## [Written problem]
Output all the data exactly. Pictures do not belong in the copy.

[Records from a collection of figures]

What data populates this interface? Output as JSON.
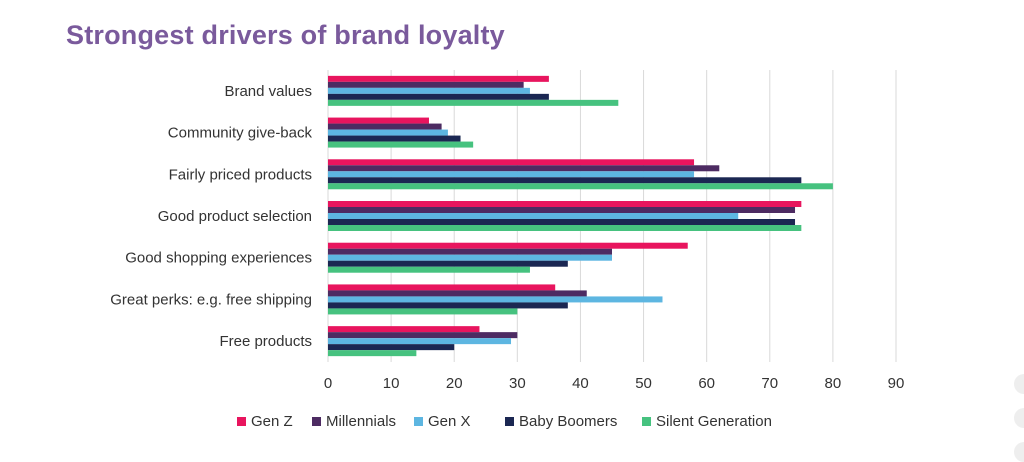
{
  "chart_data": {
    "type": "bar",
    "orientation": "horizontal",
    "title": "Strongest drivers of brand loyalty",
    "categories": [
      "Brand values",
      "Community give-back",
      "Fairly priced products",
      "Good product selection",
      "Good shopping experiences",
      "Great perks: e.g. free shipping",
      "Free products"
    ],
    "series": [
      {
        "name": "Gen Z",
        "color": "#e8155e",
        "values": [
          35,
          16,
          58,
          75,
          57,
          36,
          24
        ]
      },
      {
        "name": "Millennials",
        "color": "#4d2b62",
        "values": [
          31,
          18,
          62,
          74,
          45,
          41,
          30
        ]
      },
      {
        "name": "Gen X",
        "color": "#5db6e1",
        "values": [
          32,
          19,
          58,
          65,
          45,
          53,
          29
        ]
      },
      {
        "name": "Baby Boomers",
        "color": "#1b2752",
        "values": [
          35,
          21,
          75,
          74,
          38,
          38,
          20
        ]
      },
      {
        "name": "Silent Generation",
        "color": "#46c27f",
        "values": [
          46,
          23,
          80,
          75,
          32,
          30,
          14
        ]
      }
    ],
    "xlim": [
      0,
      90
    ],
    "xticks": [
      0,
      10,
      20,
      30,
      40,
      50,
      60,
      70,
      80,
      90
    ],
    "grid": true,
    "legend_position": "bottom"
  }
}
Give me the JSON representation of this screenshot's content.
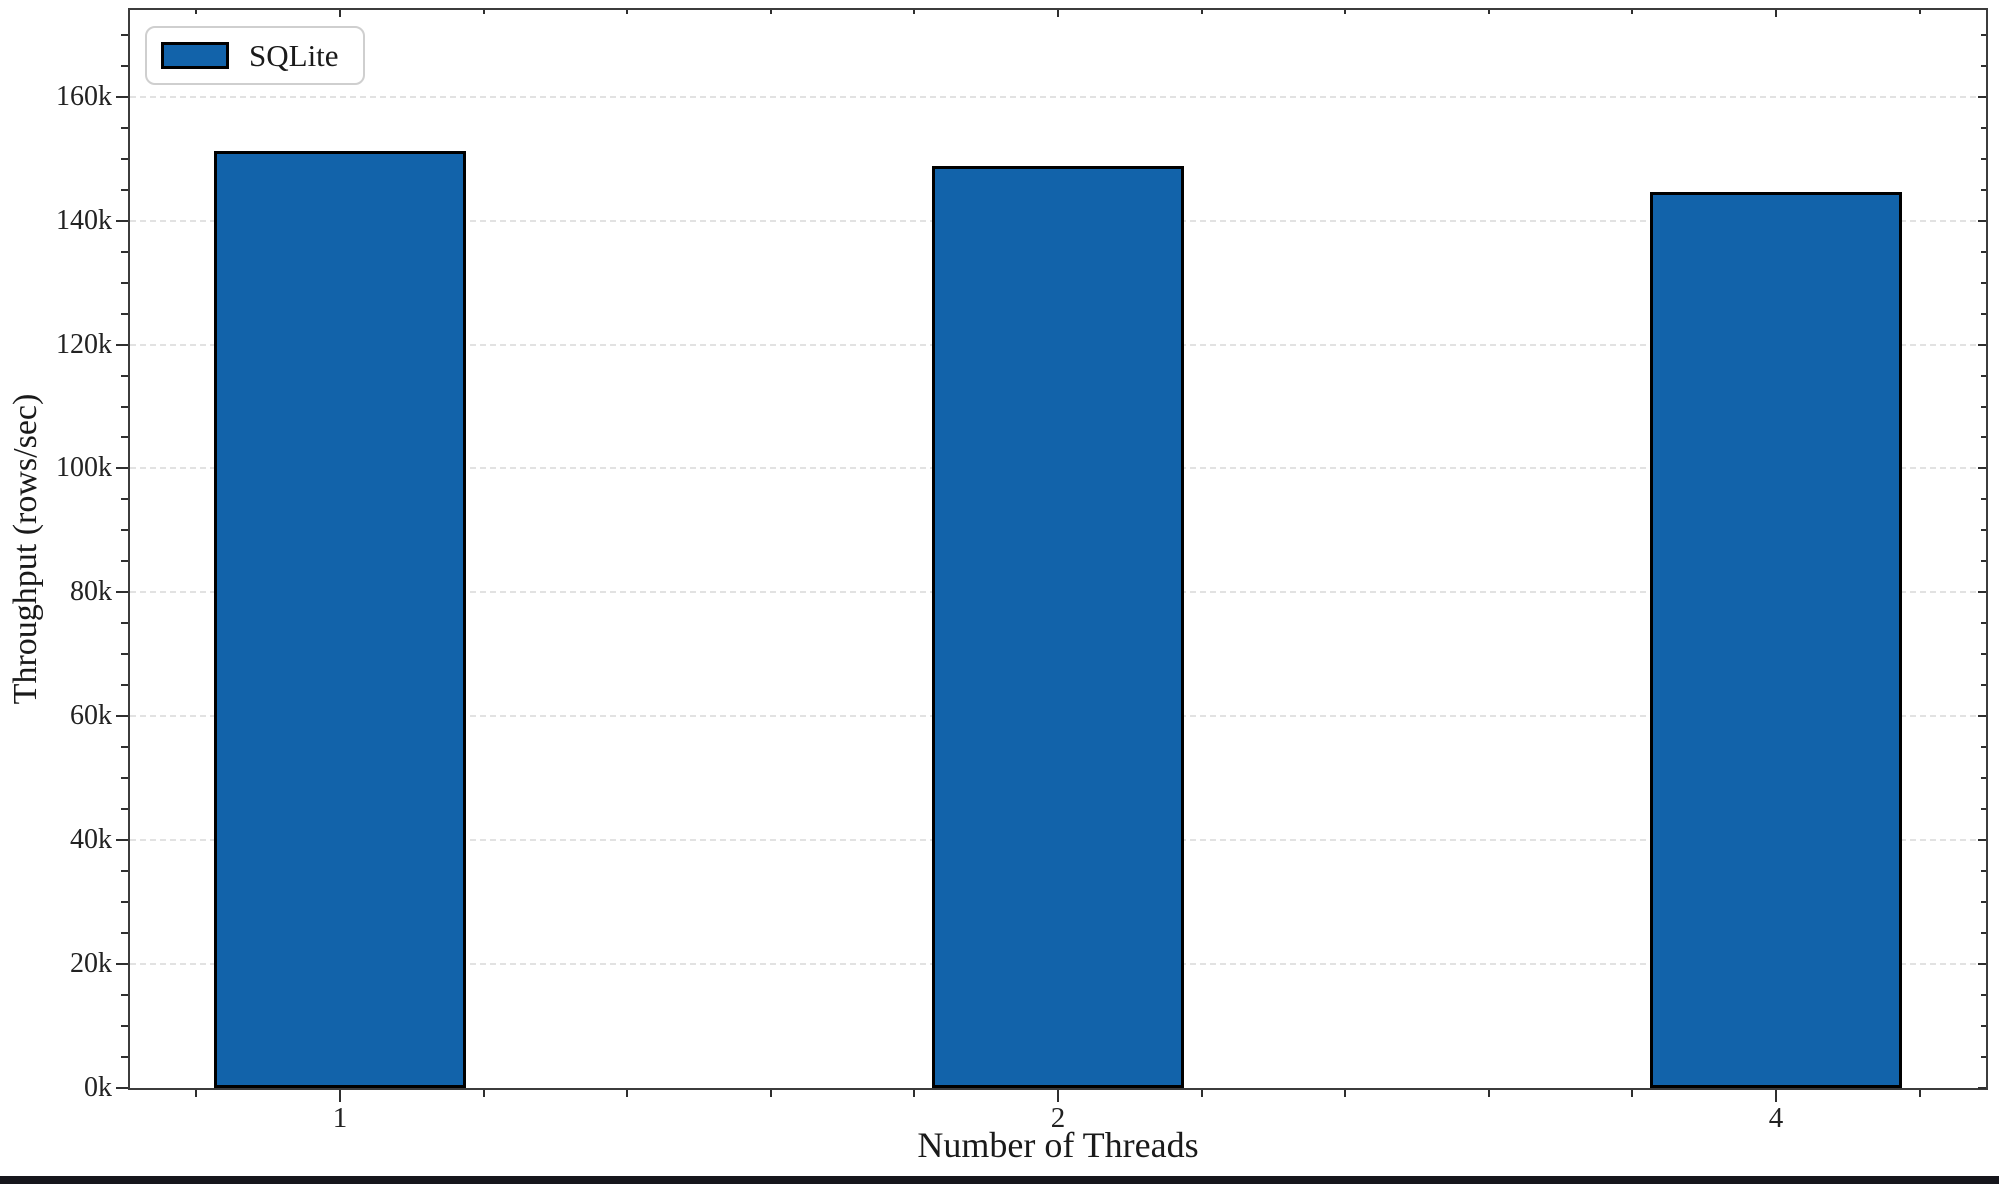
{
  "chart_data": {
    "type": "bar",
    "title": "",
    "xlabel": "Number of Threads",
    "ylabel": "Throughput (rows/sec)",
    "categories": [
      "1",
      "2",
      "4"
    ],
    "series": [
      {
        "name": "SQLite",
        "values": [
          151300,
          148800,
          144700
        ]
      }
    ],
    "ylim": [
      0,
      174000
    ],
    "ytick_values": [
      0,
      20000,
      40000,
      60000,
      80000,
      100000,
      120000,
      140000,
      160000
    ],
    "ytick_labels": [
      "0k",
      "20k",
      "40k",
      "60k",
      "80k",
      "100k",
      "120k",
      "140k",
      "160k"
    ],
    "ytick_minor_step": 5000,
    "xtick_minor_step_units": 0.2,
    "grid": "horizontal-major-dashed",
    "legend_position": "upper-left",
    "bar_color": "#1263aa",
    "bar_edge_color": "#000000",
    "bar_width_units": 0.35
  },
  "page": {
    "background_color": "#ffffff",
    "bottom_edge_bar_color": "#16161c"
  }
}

## [Full answer]
What data populates this interface? Output as JSON.
{
  "chart_data": {
    "type": "bar",
    "orientation": "horizontal",
    "title": "Strongest drivers of brand loyalty",
    "categories": [
      "Brand values",
      "Community give-back",
      "Fairly priced products",
      "Good product selection",
      "Good shopping experiences",
      "Great perks: e.g. free shipping",
      "Free products"
    ],
    "series": [
      {
        "name": "Gen Z",
        "color": "#e8155e",
        "values": [
          35,
          16,
          58,
          75,
          57,
          36,
          24
        ]
      },
      {
        "name": "Millennials",
        "color": "#4d2b62",
        "values": [
          31,
          18,
          62,
          74,
          45,
          41,
          30
        ]
      },
      {
        "name": "Gen X",
        "color": "#5db6e1",
        "values": [
          32,
          19,
          58,
          65,
          45,
          53,
          29
        ]
      },
      {
        "name": "Baby Boomers",
        "color": "#1b2752",
        "values": [
          35,
          21,
          75,
          74,
          38,
          38,
          20
        ]
      },
      {
        "name": "Silent Generation",
        "color": "#46c27f",
        "values": [
          46,
          23,
          80,
          75,
          32,
          30,
          14
        ]
      }
    ],
    "xlim": [
      0,
      90
    ],
    "xticks": [
      0,
      10,
      20,
      30,
      40,
      50,
      60,
      70,
      80,
      90
    ],
    "grid": true,
    "legend_position": "bottom"
  }
}
Give me the JSON representation of this screenshot's content.
{
  "chart_data": {
    "type": "bar",
    "title": "",
    "xlabel": "Number of Threads",
    "ylabel": "Throughput (rows/sec)",
    "categories": [
      "1",
      "2",
      "4"
    ],
    "series": [
      {
        "name": "SQLite",
        "values": [
          151300,
          148800,
          144700
        ]
      }
    ],
    "ylim": [
      0,
      174000
    ],
    "ytick_values": [
      0,
      20000,
      40000,
      60000,
      80000,
      100000,
      120000,
      140000,
      160000
    ],
    "ytick_labels": [
      "0k",
      "20k",
      "40k",
      "60k",
      "80k",
      "100k",
      "120k",
      "140k",
      "160k"
    ],
    "ytick_minor_step": 5000,
    "xtick_minor_step_units": 0.2,
    "grid": "horizontal-major-dashed",
    "legend_position": "upper-left",
    "bar_color": "#1263aa",
    "bar_edge_color": "#000000",
    "bar_width_units": 0.35
  },
  "page": {
    "background_color": "#ffffff",
    "bottom_edge_bar_color": "#16161c"
  }
}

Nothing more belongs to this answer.